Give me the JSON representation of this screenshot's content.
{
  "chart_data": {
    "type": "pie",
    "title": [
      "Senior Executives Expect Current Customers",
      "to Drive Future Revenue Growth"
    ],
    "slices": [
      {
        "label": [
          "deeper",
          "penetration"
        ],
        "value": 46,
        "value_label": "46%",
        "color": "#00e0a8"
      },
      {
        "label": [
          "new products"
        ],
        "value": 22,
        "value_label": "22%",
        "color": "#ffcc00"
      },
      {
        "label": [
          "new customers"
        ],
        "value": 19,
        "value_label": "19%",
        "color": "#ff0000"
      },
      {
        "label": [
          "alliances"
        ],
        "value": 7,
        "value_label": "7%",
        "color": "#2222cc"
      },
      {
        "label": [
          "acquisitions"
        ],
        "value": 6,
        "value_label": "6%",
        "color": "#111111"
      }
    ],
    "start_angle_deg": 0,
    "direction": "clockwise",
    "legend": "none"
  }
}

:::

EXERCISE OBJECTIVE: Using the data above, output each line exactly.

EXERCISE RESPONSE:
Give me the JSON representation of this screenshot's content.
{
  "chart_data": {
    "type": "pie",
    "title": [
      "Senior Executives Expect Current Customers",
      "to Drive Future Revenue Growth"
    ],
    "slices": [
      {
        "label": [
          "deeper",
          "penetration"
        ],
        "value": 46,
        "value_label": "46%",
        "color": "#00e0a8"
      },
      {
        "label": [
          "new products"
        ],
        "value": 22,
        "value_label": "22%",
        "color": "#ffcc00"
      },
      {
        "label": [
          "new customers"
        ],
        "value": 19,
        "value_label": "19%",
        "color": "#ff0000"
      },
      {
        "label": [
          "alliances"
        ],
        "value": 7,
        "value_label": "7%",
        "color": "#2222cc"
      },
      {
        "label": [
          "acquisitions"
        ],
        "value": 6,
        "value_label": "6%",
        "color": "#111111"
      }
    ],
    "start_angle_deg": 0,
    "direction": "clockwise",
    "legend": "none"
  }
}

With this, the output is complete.